- **Exercise brief**
With the pictures left out, copy the listing below exactly.

----------------------------------------

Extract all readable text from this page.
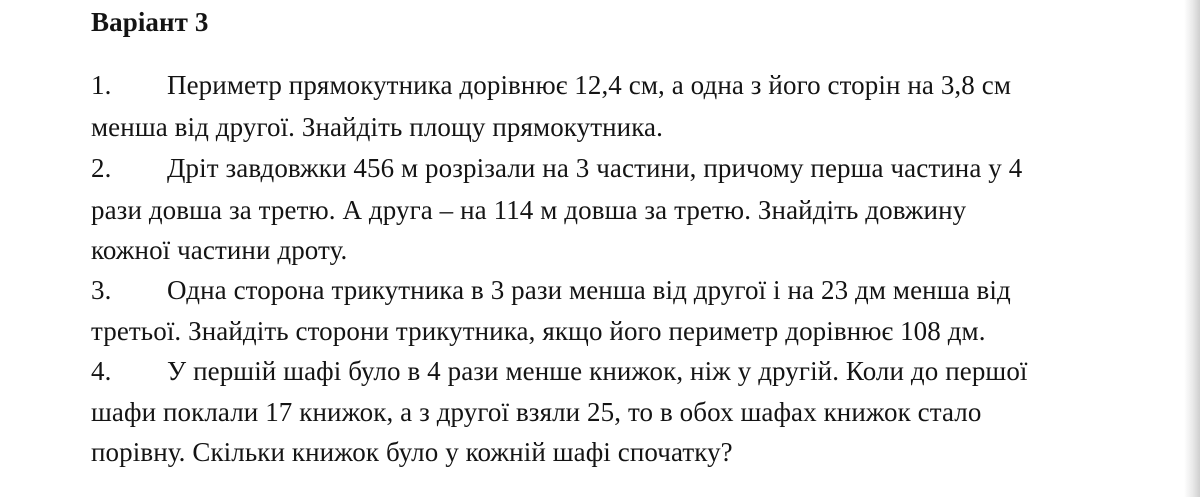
Варіант 3
1. Периметр прямокутника дорівнює 12,4 см, а одна з його сторін на 3,8 см
менша від другої. Знайдіть площу прямокутника.
2. Дріт завдовжки 456 м розрізали на 3 частини, причому перша частина у 4
рази довша за третю. А друга – на 114 м довша за третю. Знайдіть довжину
кожної частини дроту.
3. Одна сторона трикутника в 3 рази менша від другої і на 23 дм менша від
третьої. Знайдіть сторони трикутника, якщо його периметр дорівнює 108 дм.
4. У першій шафі було в 4 рази менше книжок, ніж у другій. Коли до першої
шафи поклали 17 книжок, а з другої взяли 25, то в обох шафах книжок стало
порівну. Скільки книжок було у кожній шафі спочатку?
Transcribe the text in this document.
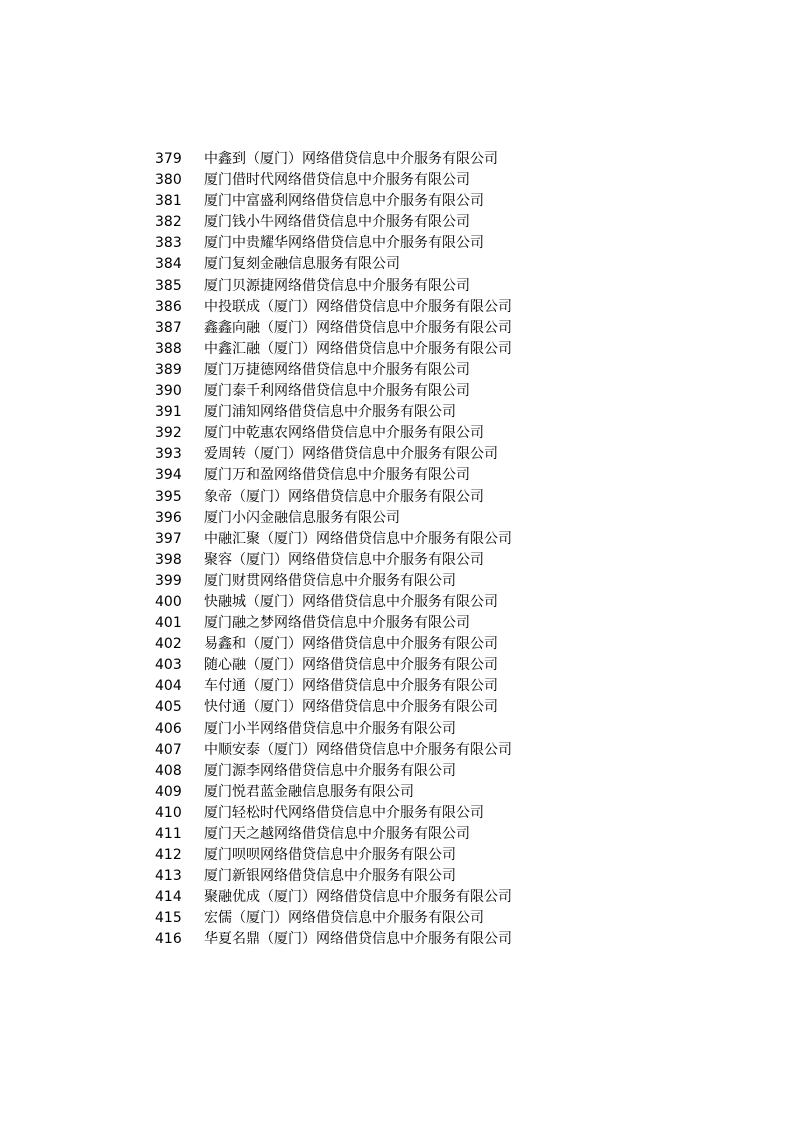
379	中鑫到（厦门）网络借贷信息中介服务有限公司
380	厦门借时代网络借贷信息中介服务有限公司
381	厦门中富盛利网络借贷信息中介服务有限公司
382	厦门钱小牛网络借贷信息中介服务有限公司
383	厦门中贵耀华网络借贷信息中介服务有限公司
384	厦门复刻金融信息服务有限公司
385	厦门贝源捷网络借贷信息中介服务有限公司
386	中投联成（厦门）网络借贷信息中介服务有限公司
387	鑫鑫向融（厦门）网络借贷信息中介服务有限公司
388	中鑫汇融（厦门）网络借贷信息中介服务有限公司
389	厦门万捷德网络借贷信息中介服务有限公司
390	厦门泰千利网络借贷信息中介服务有限公司
391	厦门浦知网络借贷信息中介服务有限公司
392	厦门中乾惠农网络借贷信息中介服务有限公司
393	爱周转（厦门）网络借贷信息中介服务有限公司
394	厦门万和盈网络借贷信息中介服务有限公司
395	象帝（厦门）网络借贷信息中介服务有限公司
396	厦门小闪金融信息服务有限公司
397	中融汇聚（厦门）网络借贷信息中介服务有限公司
398	聚容（厦门）网络借贷信息中介服务有限公司
399	厦门财贯网络借贷信息中介服务有限公司
400	快融城（厦门）网络借贷信息中介服务有限公司
401	厦门融之梦网络借贷信息中介服务有限公司
402	易鑫和（厦门）网络借贷信息中介服务有限公司
403	随心融（厦门）网络借贷信息中介服务有限公司
404	车付通（厦门）网络借贷信息中介服务有限公司
405	快付通（厦门）网络借贷信息中介服务有限公司
406	厦门小半网络借贷信息中介服务有限公司
407	中顺安泰（厦门）网络借贷信息中介服务有限公司
408	厦门源李网络借贷信息中介服务有限公司
409	厦门悦君蓝金融信息服务有限公司
410	厦门轻松时代网络借贷信息中介服务有限公司
411	厦门天之越网络借贷信息中介服务有限公司
412	厦门呗呗网络借贷信息中介服务有限公司
413	厦门新银网络借贷信息中介服务有限公司
414	聚融优成（厦门）网络借贷信息中介服务有限公司
415	宏儒（厦门）网络借贷信息中介服务有限公司
416	华夏名鼎（厦门）网络借贷信息中介服务有限公司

----------------------------------------

- **Answer to the exercise**
Extract all readable text from this page.
Варіант 3
1. Периметр прямокутника дорівнює 12,4 см, а одна з його сторін на 3,8 см
менша від другої. Знайдіть площу прямокутника.
2. Дріт завдовжки 456 м розрізали на 3 частини, причому перша частина у 4
рази довша за третю. А друга – на 114 м довша за третю. Знайдіть довжину
кожної частини дроту.
3. Одна сторона трикутника в 3 рази менша від другої і на 23 дм менша від
третьої. Знайдіть сторони трикутника, якщо його периметр дорівнює 108 дм.
4. У першій шафі було в 4 рази менше книжок, ніж у другій. Коли до першої
шафи поклали 17 книжок, а з другої взяли 25, то в обох шафах книжок стало
порівну. Скільки книжок було у кожній шафі спочатку?
Transcribe the text in this document.
379	中鑫到（厦门）网络借贷信息中介服务有限公司
380	厦门借时代网络借贷信息中介服务有限公司
381	厦门中富盛利网络借贷信息中介服务有限公司
382	厦门钱小牛网络借贷信息中介服务有限公司
383	厦门中贵耀华网络借贷信息中介服务有限公司
384	厦门复刻金融信息服务有限公司
385	厦门贝源捷网络借贷信息中介服务有限公司
386	中投联成（厦门）网络借贷信息中介服务有限公司
387	鑫鑫向融（厦门）网络借贷信息中介服务有限公司
388	中鑫汇融（厦门）网络借贷信息中介服务有限公司
389	厦门万捷德网络借贷信息中介服务有限公司
390	厦门泰千利网络借贷信息中介服务有限公司
391	厦门浦知网络借贷信息中介服务有限公司
392	厦门中乾惠农网络借贷信息中介服务有限公司
393	爱周转（厦门）网络借贷信息中介服务有限公司
394	厦门万和盈网络借贷信息中介服务有限公司
395	象帝（厦门）网络借贷信息中介服务有限公司
396	厦门小闪金融信息服务有限公司
397	中融汇聚（厦门）网络借贷信息中介服务有限公司
398	聚容（厦门）网络借贷信息中介服务有限公司
399	厦门财贯网络借贷信息中介服务有限公司
400	快融城（厦门）网络借贷信息中介服务有限公司
401	厦门融之梦网络借贷信息中介服务有限公司
402	易鑫和（厦门）网络借贷信息中介服务有限公司
403	随心融（厦门）网络借贷信息中介服务有限公司
404	车付通（厦门）网络借贷信息中介服务有限公司
405	快付通（厦门）网络借贷信息中介服务有限公司
406	厦门小半网络借贷信息中介服务有限公司
407	中顺安泰（厦门）网络借贷信息中介服务有限公司
408	厦门源李网络借贷信息中介服务有限公司
409	厦门悦君蓝金融信息服务有限公司
410	厦门轻松时代网络借贷信息中介服务有限公司
411	厦门天之越网络借贷信息中介服务有限公司
412	厦门呗呗网络借贷信息中介服务有限公司
413	厦门新银网络借贷信息中介服务有限公司
414	聚融优成（厦门）网络借贷信息中介服务有限公司
415	宏儒（厦门）网络借贷信息中介服务有限公司
416	华夏名鼎（厦门）网络借贷信息中介服务有限公司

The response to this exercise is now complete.